§ **Problem description**: Without including any images, reproduce each entry exactly.
━━━ Given records
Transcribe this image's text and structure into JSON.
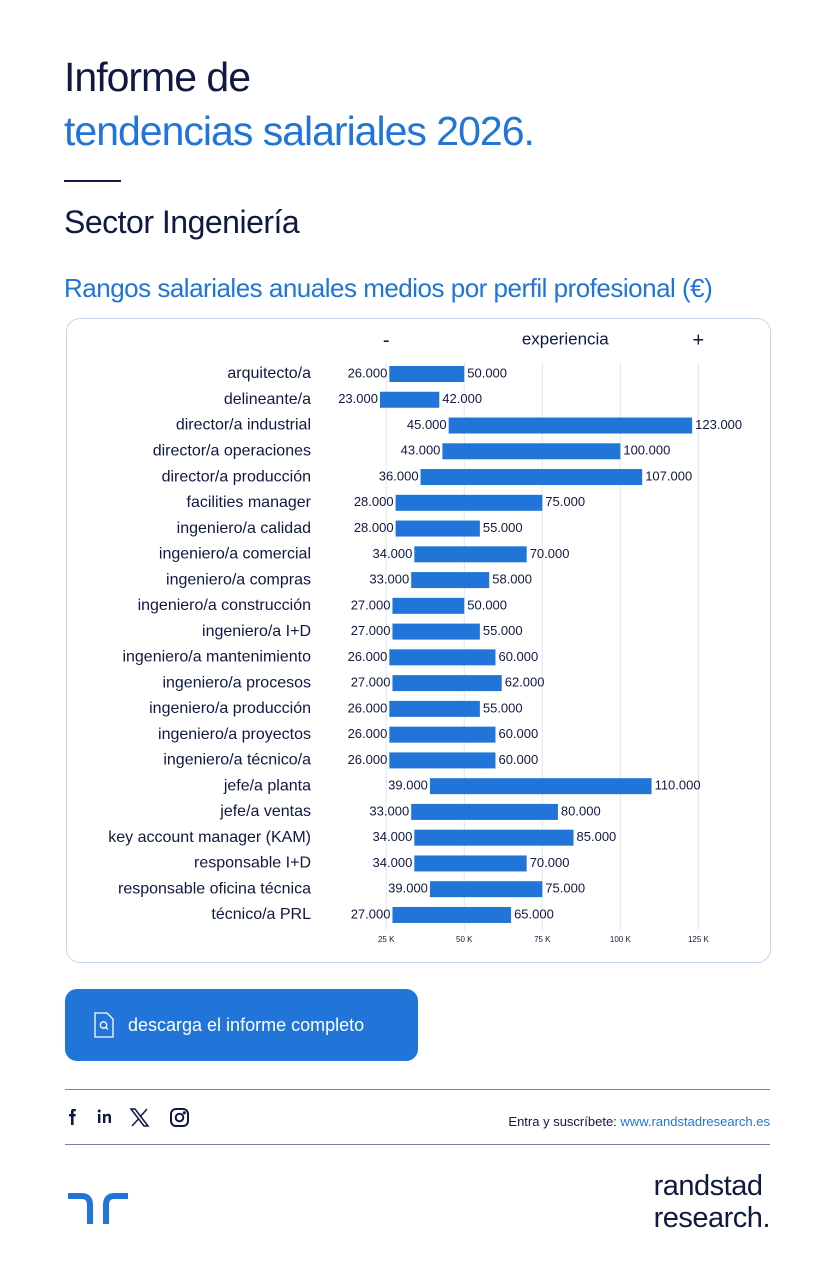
{
  "header": {
    "title_line1": "Informe de",
    "title_line2": "tendencias salariales 2026.",
    "sector": "Sector Ingeniería"
  },
  "chart_data": {
    "type": "range-bar",
    "title": "Rangos salariales anuales medios por perfil profesional (€)",
    "x_label": "experiencia",
    "annotations": [
      "-",
      "+"
    ],
    "color": "#2175d9",
    "categories": [
      "arquitecto/a",
      "delineante/a",
      "director/a industrial",
      "director/a operaciones",
      "director/a producción",
      "facilities manager",
      "ingeniero/a calidad",
      "ingeniero/a comercial",
      "ingeniero/a compras",
      "ingeniero/a construcción",
      "ingeniero/a I+D",
      "ingeniero/a mantenimiento",
      "ingeniero/a procesos",
      "ingeniero/a producción",
      "ingeniero/a proyectos",
      "ingeniero/a técnico/a",
      "jefe/a planta",
      "jefe/a ventas",
      "key account manager (KAM)",
      "responsable I+D",
      "responsable oficina técnica",
      "técnico/a PRL"
    ],
    "values": [
      [
        26000,
        50000
      ],
      [
        23000,
        42000
      ],
      [
        45000,
        123000
      ],
      [
        43000,
        100000
      ],
      [
        36000,
        107000
      ],
      [
        28000,
        75000
      ],
      [
        28000,
        55000
      ],
      [
        34000,
        70000
      ],
      [
        33000,
        58000
      ],
      [
        27000,
        50000
      ],
      [
        27000,
        55000
      ],
      [
        26000,
        60000
      ],
      [
        27000,
        62000
      ],
      [
        26000,
        55000
      ],
      [
        26000,
        60000
      ],
      [
        26000,
        60000
      ],
      [
        39000,
        110000
      ],
      [
        33000,
        80000
      ],
      [
        34000,
        85000
      ],
      [
        34000,
        70000
      ],
      [
        39000,
        75000
      ],
      [
        27000,
        65000
      ]
    ],
    "value_labels": [
      [
        "26.000",
        "50.000"
      ],
      [
        "23.000",
        "42.000"
      ],
      [
        "45.000",
        "123.000"
      ],
      [
        "43.000",
        "100.000"
      ],
      [
        "36.000",
        "107.000"
      ],
      [
        "28.000",
        "75.000"
      ],
      [
        "28.000",
        "55.000"
      ],
      [
        "34.000",
        "70.000"
      ],
      [
        "33.000",
        "58.000"
      ],
      [
        "27.000",
        "50.000"
      ],
      [
        "27.000",
        "55.000"
      ],
      [
        "26.000",
        "60.000"
      ],
      [
        "27.000",
        "62.000"
      ],
      [
        "26.000",
        "55.000"
      ],
      [
        "26.000",
        "60.000"
      ],
      [
        "26.000",
        "60.000"
      ],
      [
        "39.000",
        "110.000"
      ],
      [
        "33.000",
        "80.000"
      ],
      [
        "34.000",
        "85.000"
      ],
      [
        "34.000",
        "70.000"
      ],
      [
        "39.000",
        "75.000"
      ],
      [
        "27.000",
        "65.000"
      ]
    ],
    "xlim": [
      15000,
      130000
    ],
    "xticks": [
      {
        "value": 25000,
        "label": "25 K"
      },
      {
        "value": 50000,
        "label": "50 K"
      },
      {
        "value": 75000,
        "label": "75 K"
      },
      {
        "value": 100000,
        "label": "100 K"
      },
      {
        "value": 125000,
        "label": "125 K"
      }
    ],
    "grid": true
  },
  "button": {
    "label": "descarga el informe completo"
  },
  "footer": {
    "subscribe": "Entra y suscríbete:",
    "url": "www.randstadresearch.es",
    "brand_line1": "randstad",
    "brand_line2": "research."
  }
}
━━━━━━
§ **Answer to this exercise**:
Transcribe this image's text and structure into JSON.
{
  "header": {
    "title_line1": "Informe de",
    "title_line2": "tendencias salariales 2026.",
    "sector": "Sector Ingeniería"
  },
  "chart_data": {
    "type": "range-bar",
    "title": "Rangos salariales anuales medios por perfil profesional (€)",
    "x_label": "experiencia",
    "annotations": [
      "-",
      "+"
    ],
    "color": "#2175d9",
    "categories": [
      "arquitecto/a",
      "delineante/a",
      "director/a industrial",
      "director/a operaciones",
      "director/a producción",
      "facilities manager",
      "ingeniero/a calidad",
      "ingeniero/a comercial",
      "ingeniero/a compras",
      "ingeniero/a construcción",
      "ingeniero/a I+D",
      "ingeniero/a mantenimiento",
      "ingeniero/a procesos",
      "ingeniero/a producción",
      "ingeniero/a proyectos",
      "ingeniero/a técnico/a",
      "jefe/a planta",
      "jefe/a ventas",
      "key account manager (KAM)",
      "responsable I+D",
      "responsable oficina técnica",
      "técnico/a PRL"
    ],
    "values": [
      [
        26000,
        50000
      ],
      [
        23000,
        42000
      ],
      [
        45000,
        123000
      ],
      [
        43000,
        100000
      ],
      [
        36000,
        107000
      ],
      [
        28000,
        75000
      ],
      [
        28000,
        55000
      ],
      [
        34000,
        70000
      ],
      [
        33000,
        58000
      ],
      [
        27000,
        50000
      ],
      [
        27000,
        55000
      ],
      [
        26000,
        60000
      ],
      [
        27000,
        62000
      ],
      [
        26000,
        55000
      ],
      [
        26000,
        60000
      ],
      [
        26000,
        60000
      ],
      [
        39000,
        110000
      ],
      [
        33000,
        80000
      ],
      [
        34000,
        85000
      ],
      [
        34000,
        70000
      ],
      [
        39000,
        75000
      ],
      [
        27000,
        65000
      ]
    ],
    "value_labels": [
      [
        "26.000",
        "50.000"
      ],
      [
        "23.000",
        "42.000"
      ],
      [
        "45.000",
        "123.000"
      ],
      [
        "43.000",
        "100.000"
      ],
      [
        "36.000",
        "107.000"
      ],
      [
        "28.000",
        "75.000"
      ],
      [
        "28.000",
        "55.000"
      ],
      [
        "34.000",
        "70.000"
      ],
      [
        "33.000",
        "58.000"
      ],
      [
        "27.000",
        "50.000"
      ],
      [
        "27.000",
        "55.000"
      ],
      [
        "26.000",
        "60.000"
      ],
      [
        "27.000",
        "62.000"
      ],
      [
        "26.000",
        "55.000"
      ],
      [
        "26.000",
        "60.000"
      ],
      [
        "26.000",
        "60.000"
      ],
      [
        "39.000",
        "110.000"
      ],
      [
        "33.000",
        "80.000"
      ],
      [
        "34.000",
        "85.000"
      ],
      [
        "34.000",
        "70.000"
      ],
      [
        "39.000",
        "75.000"
      ],
      [
        "27.000",
        "65.000"
      ]
    ],
    "xlim": [
      15000,
      130000
    ],
    "xticks": [
      {
        "value": 25000,
        "label": "25 K"
      },
      {
        "value": 50000,
        "label": "50 K"
      },
      {
        "value": 75000,
        "label": "75 K"
      },
      {
        "value": 100000,
        "label": "100 K"
      },
      {
        "value": 125000,
        "label": "125 K"
      }
    ],
    "grid": true
  },
  "button": {
    "label": "descarga el informe completo"
  },
  "footer": {
    "subscribe": "Entra y suscríbete:",
    "url": "www.randstadresearch.es",
    "brand_line1": "randstad",
    "brand_line2": "research."
  }
}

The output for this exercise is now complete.